**Dati mostrati:**
------------------------------------------------------------------------

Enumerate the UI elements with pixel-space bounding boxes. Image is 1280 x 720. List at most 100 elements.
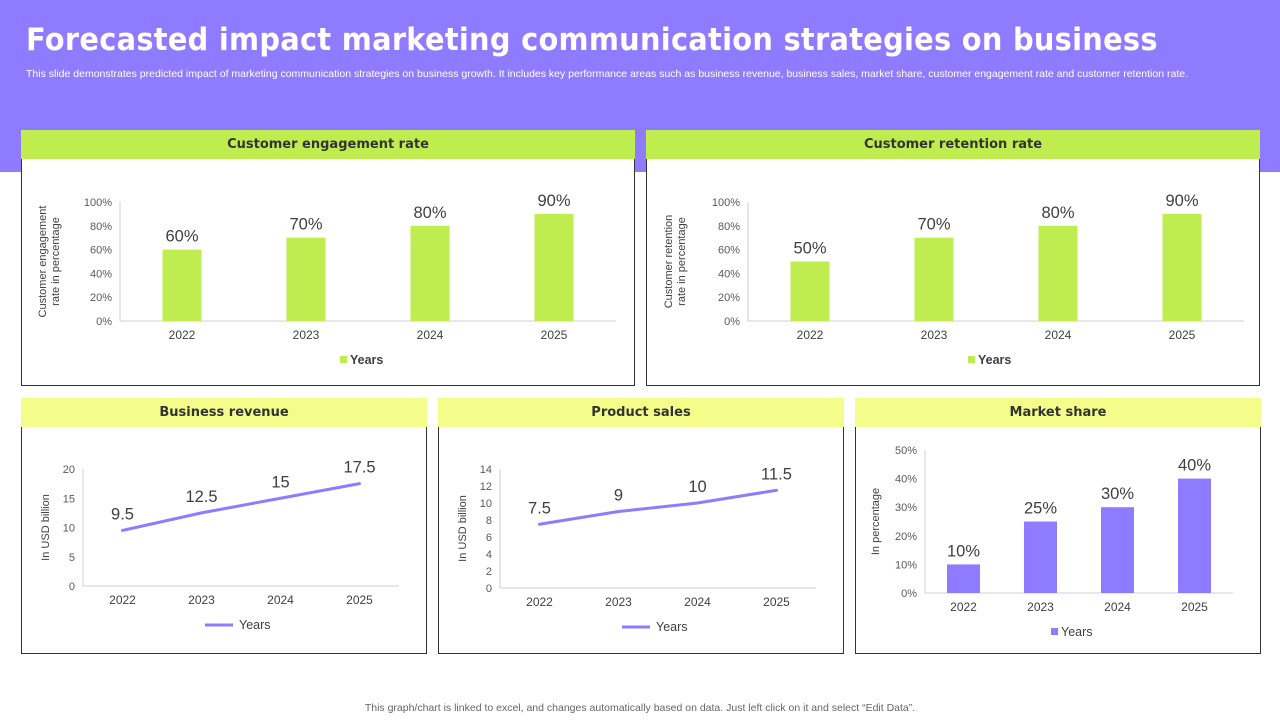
x-tick-label: 2022 bbox=[169, 328, 196, 342]
y-tick-label: 20% bbox=[718, 292, 740, 304]
x-tick-label: 2024 bbox=[684, 595, 711, 609]
y-tick-label: 20% bbox=[90, 292, 112, 304]
legend-marker bbox=[968, 356, 975, 363]
x-tick-label: 2022 bbox=[526, 595, 553, 609]
legend-marker bbox=[1051, 628, 1058, 635]
page-title: Forecasted impact marketing communicatio… bbox=[26, 22, 1158, 58]
bar bbox=[1178, 478, 1211, 593]
y-tick-label: 15 bbox=[63, 493, 75, 505]
bar bbox=[1038, 225, 1078, 321]
bar bbox=[914, 237, 954, 321]
legend-label: Years bbox=[656, 620, 688, 634]
y-tick-label: 60% bbox=[90, 245, 112, 257]
bar bbox=[162, 249, 202, 321]
x-tick-label: 2023 bbox=[188, 593, 215, 607]
x-tick-label: 2025 bbox=[1181, 600, 1208, 614]
y-tick-label: 40% bbox=[895, 474, 917, 486]
y-tick-label: 50% bbox=[895, 445, 917, 457]
x-tick-label: 2025 bbox=[1169, 328, 1196, 342]
page-subtitle: This slide demonstrates predicted impact… bbox=[26, 68, 1188, 80]
y-tick-label: 0% bbox=[901, 588, 917, 600]
y-tick-label: 100% bbox=[712, 197, 740, 209]
data-label: 10% bbox=[947, 542, 980, 560]
footer-note: This graph/chart is linked to excel, and… bbox=[364, 702, 916, 714]
y-tick-label: 20% bbox=[895, 531, 917, 543]
y-tick-label: 2 bbox=[486, 566, 492, 578]
data-label: 50% bbox=[793, 240, 826, 258]
y-tick-label: 4 bbox=[486, 549, 492, 561]
x-tick-label: 2025 bbox=[541, 328, 568, 342]
y-tick-label: 10% bbox=[895, 559, 917, 571]
panel-business-revenue[interactable]: Business revenue 0 5 10 15 20 2022 2023 2024 202… bbox=[21, 398, 427, 654]
x-tick-label: 2023 bbox=[1027, 600, 1054, 614]
panel-title: Market share bbox=[855, 398, 1261, 427]
y-tick-label: 60% bbox=[718, 245, 740, 257]
x-tick-label: 2022 bbox=[797, 328, 824, 342]
panel-title: Customer engagement rate bbox=[21, 130, 635, 159]
y-axis-label: rate in percentage bbox=[50, 217, 62, 306]
x-tick-label: 2025 bbox=[346, 593, 373, 607]
legend-label: Years bbox=[350, 353, 383, 367]
chart-business-revenue[interactable]: 0 5 10 15 20 2022 2023 2024 2025 In USD billion 9.… bbox=[22, 427, 428, 655]
bar bbox=[1024, 521, 1057, 593]
y-tick-label: 5 bbox=[69, 552, 75, 564]
y-axis-label: rate in percentage bbox=[676, 217, 688, 306]
y-tick-label: 30% bbox=[895, 502, 917, 514]
x-tick-label: 2022 bbox=[109, 593, 136, 607]
y-axis-label: In USD billion bbox=[40, 494, 52, 561]
x-tick-label: 2024 bbox=[417, 328, 444, 342]
panel-market-share[interactable]: Market share 0% 10% 20% 30% 40% 50% 2022 2023 20… bbox=[855, 398, 1261, 654]
y-tick-label: 100% bbox=[84, 197, 112, 209]
data-label: 25% bbox=[1024, 500, 1057, 518]
bar bbox=[790, 261, 830, 321]
data-label: 90% bbox=[537, 192, 570, 210]
y-tick-label: 80% bbox=[90, 221, 112, 233]
bar bbox=[947, 564, 980, 593]
data-label: 10 bbox=[688, 478, 706, 496]
data-label: 70% bbox=[289, 216, 322, 234]
bar bbox=[1101, 507, 1134, 593]
legend-label: Years bbox=[978, 353, 1011, 367]
data-label: 90% bbox=[1165, 192, 1198, 210]
chart-customer-engagement[interactable]: 0% 20% 40% 60% 80% 100% 2022 2023 2024 2025 Custom… bbox=[22, 159, 636, 387]
panel-product-sales[interactable]: Product sales 0 2 4 6 8 10 12 14 2022 2023 2024 202… bbox=[438, 398, 844, 654]
y-tick-label: 6 bbox=[486, 532, 492, 544]
y-tick-label: 40% bbox=[718, 268, 740, 280]
x-tick-label: 2023 bbox=[605, 595, 632, 609]
data-label: 80% bbox=[1041, 204, 1074, 222]
panel-title: Customer retention rate bbox=[646, 130, 1260, 159]
bar bbox=[286, 237, 326, 321]
y-tick-label: 40% bbox=[90, 268, 112, 280]
bar bbox=[410, 225, 450, 321]
chart-product-sales[interactable]: 0 2 4 6 8 10 12 14 2022 2023 2024 2025 In USD billio… bbox=[439, 427, 845, 655]
chart-customer-retention[interactable]: 0% 20% 40% 60% 80% 100% 2022 2023 2024 2025 Custom… bbox=[647, 159, 1261, 387]
x-tick-label: 2023 bbox=[293, 328, 320, 342]
y-tick-label: 0% bbox=[724, 316, 740, 328]
y-axis-label: Customer retention bbox=[663, 215, 675, 309]
y-axis-label: In percentage bbox=[870, 488, 882, 555]
data-label: 12.5 bbox=[185, 488, 217, 506]
y-tick-label: 80% bbox=[718, 221, 740, 233]
y-tick-label: 10 bbox=[63, 523, 75, 535]
x-tick-label: 2024 bbox=[1104, 600, 1131, 614]
data-label: 30% bbox=[1101, 485, 1134, 503]
panel-title: Product sales bbox=[438, 398, 844, 427]
data-label: 15 bbox=[271, 473, 289, 491]
chart-market-share[interactable]: 0% 10% 20% 30% 40% 50% 2022 2023 2024 2025 In perc… bbox=[856, 427, 1262, 655]
panel-customer-retention[interactable]: Customer retention rate 0% 20% 40% 60% 80% 10… bbox=[646, 130, 1260, 386]
data-label: 11.5 bbox=[761, 465, 792, 483]
legend-label: Years bbox=[239, 618, 271, 632]
data-label: 7.5 bbox=[528, 499, 551, 517]
data-label: 70% bbox=[917, 216, 950, 234]
data-label: 80% bbox=[413, 204, 446, 222]
legend-marker bbox=[340, 356, 347, 363]
x-tick-label: 2023 bbox=[921, 328, 948, 342]
y-tick-label: 8 bbox=[486, 515, 492, 527]
y-tick-label: 12 bbox=[480, 481, 492, 493]
panel-customer-engagement[interactable]: Customer engagement rate 0% 20% 40% 60% 80% 1… bbox=[21, 130, 635, 386]
x-tick-label: 2025 bbox=[763, 595, 790, 609]
y-tick-label: 10 bbox=[480, 498, 492, 510]
series-line bbox=[538, 488, 778, 526]
y-tick-label: 0 bbox=[69, 581, 75, 593]
data-label: 40% bbox=[1178, 457, 1211, 475]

------------------------------------------------------------------------

**Compito da svolgere:**
Trascrivi senza alcuna modifica le righe dell'elenco, partendo da quella che contiene "x-tick-label: 2022 bbox=[169, 328, 196, 342]" e proseguendo fino a quella che contiene "y-tick-label: 15 bbox=[63, 493, 75, 505]", entrambe comprese.

**Risposta completa:**
x-tick-label: 2022 bbox=[169, 328, 196, 342]
y-tick-label: 20% bbox=[718, 292, 740, 304]
x-tick-label: 2024 bbox=[684, 595, 711, 609]
y-tick-label: 20% bbox=[90, 292, 112, 304]
legend-marker bbox=[968, 356, 975, 363]
x-tick-label: 2022 bbox=[526, 595, 553, 609]
legend-marker bbox=[1051, 628, 1058, 635]
page-title: Forecasted impact marketing communicatio… bbox=[26, 22, 1158, 58]
bar bbox=[1178, 478, 1211, 593]
y-tick-label: 15 bbox=[63, 493, 75, 505]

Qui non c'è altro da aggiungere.